[Start of Given data]

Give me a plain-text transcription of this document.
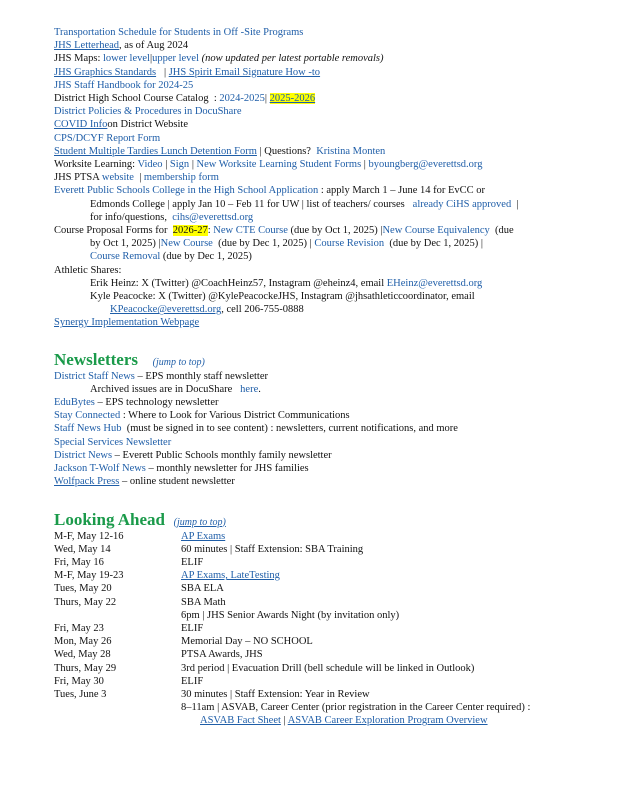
Transportation Schedule for Students in Off -Site Programs
JHS Letterhead, as of Aug 2024
JHS Maps: lower level|upper level (now updated per latest portable removals)
JHS Graphics Standards | JHS Spirit Email Signature How -to
JHS Staff Handbook for 2024-25
District High School Course Catalog : 2024-2025| 2025-2026
District Policies & Procedures in DocuShare
COVID Infoon District Website
CPS/DCYF Report Form
Student Multiple Tardies Lunch Detention Form | Questions? Kristina Monten
Worksite Learning: Video | Sign | New Worksite Learning Student Forms | byoungberg@everettsd.org
JHS PTSA website | membership form
Everett Public Schools College in the High School Application : apply March 1 – June 14 for EvCC or
Edmonds College | apply Jan 10 – Feb 11 for UW | list of teachers/ courses already CiHS approved |
for info/questions, cihs@everettsd.org
Course Proposal Forms for 2026-27: New CTE Course (due by Oct 1, 2025) |New Course Equivalency (due
by Oct 1, 2025) |New Course (due by Dec 1, 2025) | Course Revision (due by Dec 1, 2025) |
Course Removal (due by Dec 1, 2025)
Athletic Shares:
Erik Heinz: X (Twitter) @CoachHeinz57, Instagram @eheinz4, email EHeinz@everettsd.org
Kyle Peacocke: X (Twitter) @KylePeacockeJHS, Instagram @jhsathleticcoordinator, email
KPeacocke@everettsd.org, cell 206-755-0888
Synergy Implementation Webpage
Newsletters (jump to top)
District Staff News – EPS monthly staff newsletter
Archived issues are in DocuShare here.
EduBytes – EPS technology newsletter
Stay Connected : Where to Look for Various District Communications
Staff News Hub (must be signed in to see content) : newsletters, current notifications, and more
Special Services Newsletter
District News – Everett Public Schools monthly family newsletter
Jackson T-Wolf News – monthly newsletter for JHS families
Wolfpack Press – online student newsletter
Looking Ahead (jump to top)
M-F, May 12-16	AP Exams
Wed, May 14	60 minutes | Staff Extension: SBA Training
Fri, May 16	ELIF
M-F, May 19-23	AP Exams, LateTesting
Tues, May 20	SBA ELA
Thurs, May 22	SBA Math
6pm | JHS Senior Awards Night (by invitation only)
Fri, May 23	ELIF
Mon, May 26	Memorial Day – NO SCHOOL
Wed, May 28	PTSA Awards, JHS
Thurs, May 29	3rd period | Evacuation Drill (bell schedule will be linked in Outlook)
Fri, May 30	ELIF
Tues, June 3	30 minutes | Staff Extension: Year in Review
8–11am | ASVAB, Career Center (prior registration in the Career Center required) :
ASVAB Fact Sheet | ASVAB Career Exploration Program Overview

[End of Given data]

Each record above must be returned exactly as written, with its pictures omitted.

Give me a plain-text transcription of this document.
Transportation Schedule for Students in Off -Site Programs
JHS Letterhead, as of Aug 2024
JHS Maps: lower level|upper level (now updated per latest portable removals)
JHS Graphics Standards | JHS Spirit Email Signature How -to
JHS Staff Handbook for 2024-25
District High School Course Catalog : 2024-2025| 2025-2026
District Policies & Procedures in DocuShare
COVID Infoon District Website
CPS/DCYF Report Form
Student Multiple Tardies Lunch Detention Form | Questions? Kristina Monten
Worksite Learning: Video | Sign | New Worksite Learning Student Forms | byoungberg@everettsd.org
JHS PTSA website | membership form
Everett Public Schools College in the High School Application : apply March 1 – June 14 for EvCC or
Edmonds College | apply Jan 10 – Feb 11 for UW | list of teachers/ courses already CiHS approved |
for info/questions, cihs@everettsd.org
Course Proposal Forms for 2026-27: New CTE Course (due by Oct 1, 2025) |New Course Equivalency (due
by Oct 1, 2025) |New Course (due by Dec 1, 2025) | Course Revision (due by Dec 1, 2025) |
Course Removal (due by Dec 1, 2025)
Athletic Shares:
Erik Heinz: X (Twitter) @CoachHeinz57, Instagram @eheinz4, email EHeinz@everettsd.org
Kyle Peacocke: X (Twitter) @KylePeacockeJHS, Instagram @jhsathleticcoordinator, email
KPeacocke@everettsd.org, cell 206-755-0888
Synergy Implementation Webpage
Newsletters (jump to top)
District Staff News – EPS monthly staff newsletter
Archived issues are in DocuShare here.
EduBytes – EPS technology newsletter
Stay Connected : Where to Look for Various District Communications
Staff News Hub (must be signed in to see content) : newsletters, current notifications, and more
Special Services Newsletter
District News – Everett Public Schools monthly family newsletter
Jackson T-Wolf News – monthly newsletter for JHS families
Wolfpack Press – online student newsletter
Looking Ahead (jump to top)
M-F, May 12-16	AP Exams
Wed, May 14	60 minutes | Staff Extension: SBA Training
Fri, May 16	ELIF
M-F, May 19-23	AP Exams, LateTesting
Tues, May 20	SBA ELA
Thurs, May 22	SBA Math
6pm | JHS Senior Awards Night (by invitation only)
Fri, May 23	ELIF
Mon, May 26	Memorial Day – NO SCHOOL
Wed, May 28	PTSA Awards, JHS
Thurs, May 29	3rd period | Evacuation Drill (bell schedule will be linked in Outlook)
Fri, May 30	ELIF
Tues, June 3	30 minutes | Staff Extension: Year in Review
8–11am | ASVAB, Career Center (prior registration in the Career Center required) :
ASVAB Fact Sheet | ASVAB Career Exploration Program Overview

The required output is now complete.